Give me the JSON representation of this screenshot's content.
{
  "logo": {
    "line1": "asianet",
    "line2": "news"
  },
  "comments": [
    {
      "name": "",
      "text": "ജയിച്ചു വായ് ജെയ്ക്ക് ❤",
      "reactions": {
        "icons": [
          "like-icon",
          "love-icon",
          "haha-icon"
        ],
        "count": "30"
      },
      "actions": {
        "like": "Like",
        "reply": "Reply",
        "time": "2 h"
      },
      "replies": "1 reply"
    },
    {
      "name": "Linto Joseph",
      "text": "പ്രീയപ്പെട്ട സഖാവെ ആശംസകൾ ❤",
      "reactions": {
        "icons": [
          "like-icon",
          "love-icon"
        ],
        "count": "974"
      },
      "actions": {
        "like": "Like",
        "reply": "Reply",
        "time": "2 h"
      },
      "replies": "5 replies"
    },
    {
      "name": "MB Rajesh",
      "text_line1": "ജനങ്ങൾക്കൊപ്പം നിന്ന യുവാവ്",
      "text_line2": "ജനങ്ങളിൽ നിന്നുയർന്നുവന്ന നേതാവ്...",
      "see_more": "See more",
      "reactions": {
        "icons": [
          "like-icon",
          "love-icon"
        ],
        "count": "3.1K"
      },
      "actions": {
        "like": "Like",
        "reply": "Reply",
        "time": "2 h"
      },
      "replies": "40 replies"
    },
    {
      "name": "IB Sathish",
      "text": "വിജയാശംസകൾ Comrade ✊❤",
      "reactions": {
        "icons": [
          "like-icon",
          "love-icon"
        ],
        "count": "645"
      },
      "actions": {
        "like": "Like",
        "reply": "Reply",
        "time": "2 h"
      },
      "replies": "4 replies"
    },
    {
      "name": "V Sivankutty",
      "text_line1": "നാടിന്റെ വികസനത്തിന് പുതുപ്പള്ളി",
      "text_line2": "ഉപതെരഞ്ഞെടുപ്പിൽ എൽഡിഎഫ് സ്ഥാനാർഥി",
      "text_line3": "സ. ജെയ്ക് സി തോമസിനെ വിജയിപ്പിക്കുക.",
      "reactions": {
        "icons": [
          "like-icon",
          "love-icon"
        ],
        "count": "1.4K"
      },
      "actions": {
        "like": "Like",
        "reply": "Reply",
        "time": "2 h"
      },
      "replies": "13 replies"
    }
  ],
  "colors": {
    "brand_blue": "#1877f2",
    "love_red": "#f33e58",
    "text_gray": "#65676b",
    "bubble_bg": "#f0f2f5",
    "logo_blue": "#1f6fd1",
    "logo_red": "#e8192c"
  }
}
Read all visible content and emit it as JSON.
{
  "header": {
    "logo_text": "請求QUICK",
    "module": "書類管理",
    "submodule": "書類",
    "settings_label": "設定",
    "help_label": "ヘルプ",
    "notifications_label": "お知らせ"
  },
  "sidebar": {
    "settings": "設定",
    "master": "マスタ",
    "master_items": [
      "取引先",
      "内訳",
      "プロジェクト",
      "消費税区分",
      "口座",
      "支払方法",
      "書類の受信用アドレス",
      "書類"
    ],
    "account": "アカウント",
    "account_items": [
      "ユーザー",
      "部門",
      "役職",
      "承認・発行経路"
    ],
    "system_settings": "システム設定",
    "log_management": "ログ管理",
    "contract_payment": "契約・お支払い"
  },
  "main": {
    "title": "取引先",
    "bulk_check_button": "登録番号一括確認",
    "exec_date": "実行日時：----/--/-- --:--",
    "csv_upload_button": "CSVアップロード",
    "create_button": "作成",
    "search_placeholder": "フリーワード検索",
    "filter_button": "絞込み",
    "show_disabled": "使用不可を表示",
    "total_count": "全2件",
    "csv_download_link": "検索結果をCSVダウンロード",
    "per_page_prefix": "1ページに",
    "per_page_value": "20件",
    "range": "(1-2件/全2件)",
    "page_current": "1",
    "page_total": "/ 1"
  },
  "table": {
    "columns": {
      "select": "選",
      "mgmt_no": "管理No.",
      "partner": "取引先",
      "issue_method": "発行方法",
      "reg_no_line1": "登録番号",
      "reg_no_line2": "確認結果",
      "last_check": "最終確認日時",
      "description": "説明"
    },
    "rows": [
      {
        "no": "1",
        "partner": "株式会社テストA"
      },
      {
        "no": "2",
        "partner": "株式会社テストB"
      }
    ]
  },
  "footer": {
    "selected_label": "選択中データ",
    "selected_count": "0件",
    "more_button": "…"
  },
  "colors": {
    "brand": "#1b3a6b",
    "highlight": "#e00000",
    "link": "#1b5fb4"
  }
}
=-=-=
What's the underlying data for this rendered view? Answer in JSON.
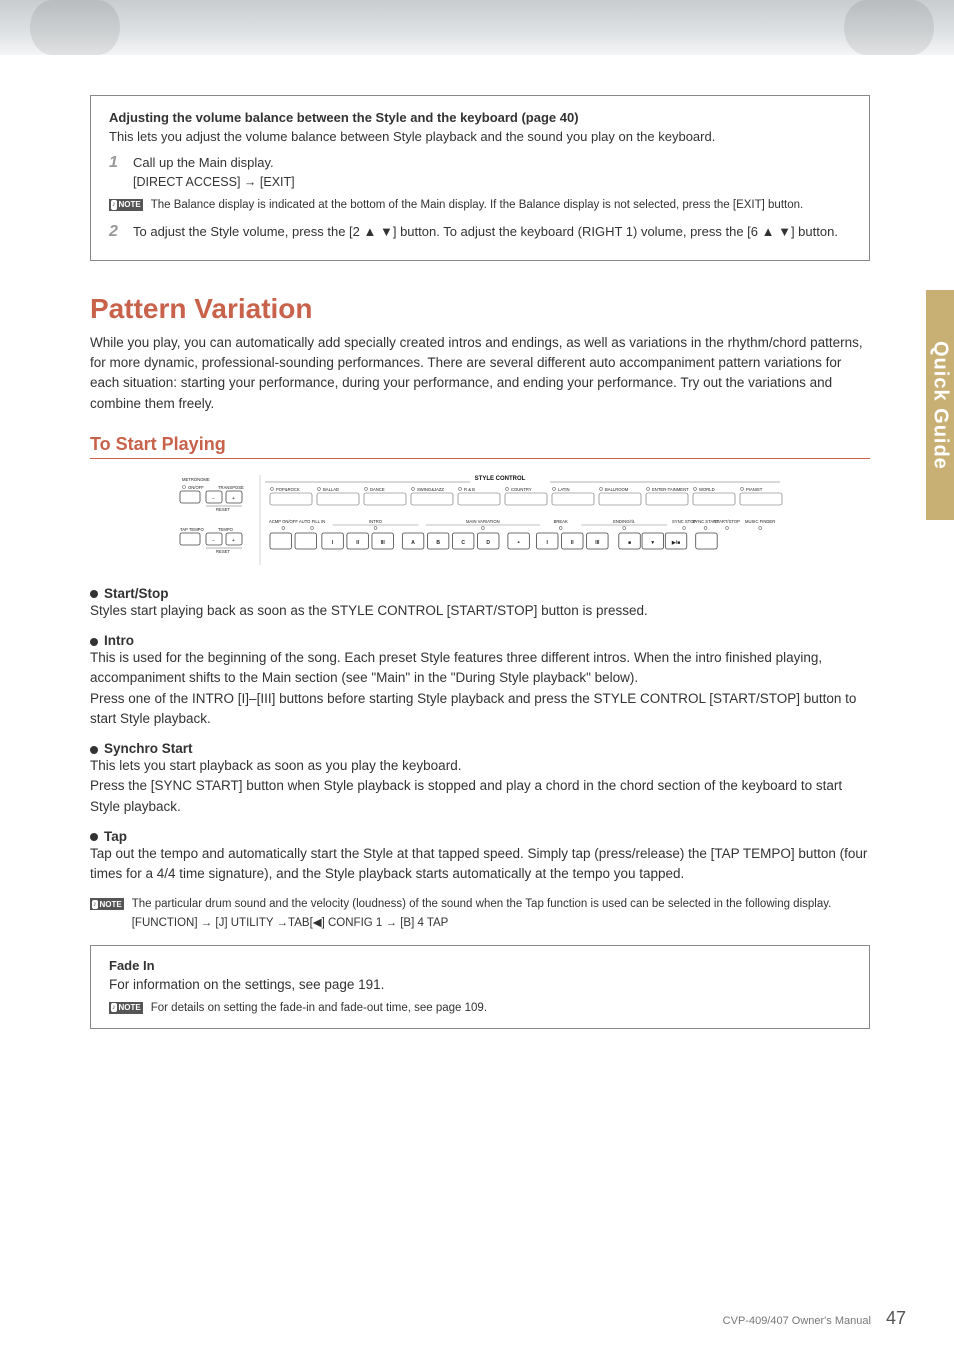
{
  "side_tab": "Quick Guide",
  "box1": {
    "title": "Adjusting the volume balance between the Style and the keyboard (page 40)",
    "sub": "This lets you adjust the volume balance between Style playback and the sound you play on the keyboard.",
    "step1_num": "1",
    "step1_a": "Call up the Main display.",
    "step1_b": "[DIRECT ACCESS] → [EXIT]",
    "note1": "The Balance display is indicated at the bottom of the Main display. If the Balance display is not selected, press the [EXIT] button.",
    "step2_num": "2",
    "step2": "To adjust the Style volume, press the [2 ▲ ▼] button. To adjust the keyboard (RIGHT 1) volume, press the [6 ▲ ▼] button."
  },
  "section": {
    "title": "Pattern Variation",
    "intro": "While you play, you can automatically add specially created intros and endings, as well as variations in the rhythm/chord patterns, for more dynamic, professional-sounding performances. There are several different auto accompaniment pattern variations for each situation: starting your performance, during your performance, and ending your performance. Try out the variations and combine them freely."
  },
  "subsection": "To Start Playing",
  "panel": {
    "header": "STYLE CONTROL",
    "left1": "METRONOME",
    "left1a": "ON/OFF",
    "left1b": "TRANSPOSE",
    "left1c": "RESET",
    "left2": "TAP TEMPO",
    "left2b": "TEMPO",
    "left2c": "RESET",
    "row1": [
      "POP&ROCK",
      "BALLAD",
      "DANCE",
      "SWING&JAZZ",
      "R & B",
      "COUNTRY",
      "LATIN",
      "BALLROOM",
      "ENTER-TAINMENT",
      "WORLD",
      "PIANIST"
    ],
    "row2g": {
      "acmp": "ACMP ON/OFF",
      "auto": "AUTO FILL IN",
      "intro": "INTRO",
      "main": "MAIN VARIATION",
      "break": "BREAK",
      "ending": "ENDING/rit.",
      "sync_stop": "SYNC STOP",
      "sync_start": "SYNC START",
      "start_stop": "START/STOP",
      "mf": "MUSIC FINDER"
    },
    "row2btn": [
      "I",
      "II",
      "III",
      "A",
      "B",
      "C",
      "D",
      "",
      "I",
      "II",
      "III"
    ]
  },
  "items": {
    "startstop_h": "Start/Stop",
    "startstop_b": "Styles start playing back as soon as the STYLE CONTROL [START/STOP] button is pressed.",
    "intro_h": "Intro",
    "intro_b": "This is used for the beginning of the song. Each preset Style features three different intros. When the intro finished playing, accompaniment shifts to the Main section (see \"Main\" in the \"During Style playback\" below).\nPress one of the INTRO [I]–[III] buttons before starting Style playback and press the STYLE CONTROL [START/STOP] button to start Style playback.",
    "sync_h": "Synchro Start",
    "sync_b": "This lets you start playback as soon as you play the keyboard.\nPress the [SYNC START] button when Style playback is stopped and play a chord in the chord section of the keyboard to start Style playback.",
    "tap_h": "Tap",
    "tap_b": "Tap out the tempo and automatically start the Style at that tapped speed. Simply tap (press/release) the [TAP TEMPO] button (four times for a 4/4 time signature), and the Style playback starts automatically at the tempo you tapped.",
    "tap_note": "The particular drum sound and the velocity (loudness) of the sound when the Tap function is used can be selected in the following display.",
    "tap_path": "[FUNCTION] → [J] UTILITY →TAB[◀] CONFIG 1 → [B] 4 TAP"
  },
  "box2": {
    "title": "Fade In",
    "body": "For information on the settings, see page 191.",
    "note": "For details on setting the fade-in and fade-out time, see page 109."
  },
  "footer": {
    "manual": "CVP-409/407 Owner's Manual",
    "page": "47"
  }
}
=-=-=
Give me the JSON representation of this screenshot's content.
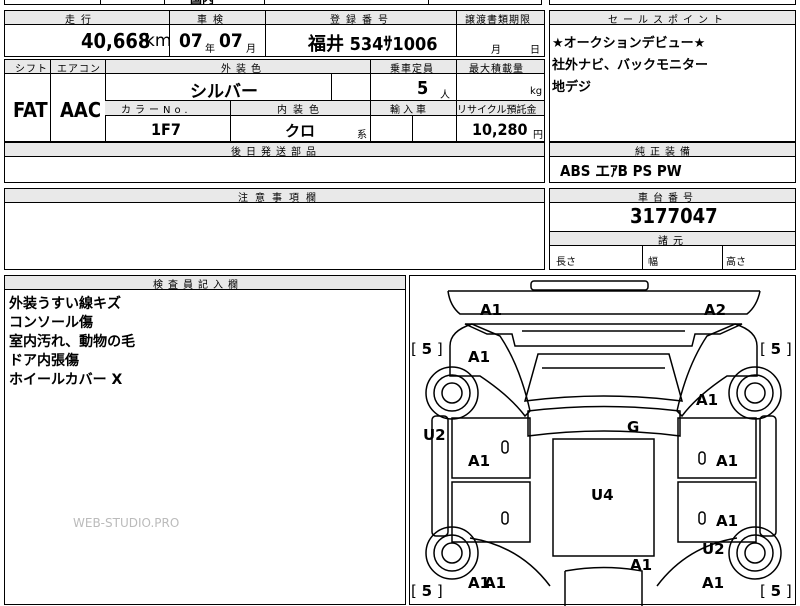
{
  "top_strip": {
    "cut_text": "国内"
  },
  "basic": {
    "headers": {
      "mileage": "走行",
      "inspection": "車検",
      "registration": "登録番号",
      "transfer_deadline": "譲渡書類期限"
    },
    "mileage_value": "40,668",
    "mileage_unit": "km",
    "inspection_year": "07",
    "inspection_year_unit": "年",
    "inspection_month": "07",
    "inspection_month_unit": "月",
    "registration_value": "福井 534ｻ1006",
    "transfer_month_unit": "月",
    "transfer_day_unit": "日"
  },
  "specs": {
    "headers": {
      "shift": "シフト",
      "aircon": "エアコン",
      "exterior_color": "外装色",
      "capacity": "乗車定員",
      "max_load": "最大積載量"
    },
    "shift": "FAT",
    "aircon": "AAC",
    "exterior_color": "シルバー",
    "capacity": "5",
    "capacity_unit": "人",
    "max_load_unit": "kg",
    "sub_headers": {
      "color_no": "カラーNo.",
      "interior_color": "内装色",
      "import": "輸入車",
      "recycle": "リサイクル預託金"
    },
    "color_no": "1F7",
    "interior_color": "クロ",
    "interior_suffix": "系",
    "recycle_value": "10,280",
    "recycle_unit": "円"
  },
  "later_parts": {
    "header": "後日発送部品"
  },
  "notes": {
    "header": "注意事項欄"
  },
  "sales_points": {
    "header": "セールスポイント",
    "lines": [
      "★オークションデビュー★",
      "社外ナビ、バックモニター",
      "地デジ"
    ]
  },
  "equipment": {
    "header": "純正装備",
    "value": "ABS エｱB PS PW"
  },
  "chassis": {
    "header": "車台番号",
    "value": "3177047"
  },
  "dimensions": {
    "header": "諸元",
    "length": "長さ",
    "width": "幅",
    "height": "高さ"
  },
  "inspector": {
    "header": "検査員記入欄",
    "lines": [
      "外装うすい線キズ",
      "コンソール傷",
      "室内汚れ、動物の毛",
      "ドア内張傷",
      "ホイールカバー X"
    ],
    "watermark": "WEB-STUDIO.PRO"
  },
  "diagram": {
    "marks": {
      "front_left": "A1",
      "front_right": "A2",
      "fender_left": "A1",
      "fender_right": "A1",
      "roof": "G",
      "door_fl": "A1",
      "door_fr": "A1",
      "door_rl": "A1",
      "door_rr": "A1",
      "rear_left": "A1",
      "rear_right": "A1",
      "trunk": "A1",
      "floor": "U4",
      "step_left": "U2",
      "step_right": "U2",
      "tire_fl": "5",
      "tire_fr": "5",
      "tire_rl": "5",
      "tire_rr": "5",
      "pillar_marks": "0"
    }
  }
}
=-=-=
Stated goal: Copy out every line with the word "TEMPO".

Full solution:
    "left2": "TAP TEMPO",
    "left2b": "TEMPO",
    "tap_b": "Tap out the tempo and automatically start the Style at that tapped speed. Simply tap (press/release) the [TAP TEMPO] button (four times for a 4/4 time signature), and the Style playback starts automatically at the tempo you tapped.",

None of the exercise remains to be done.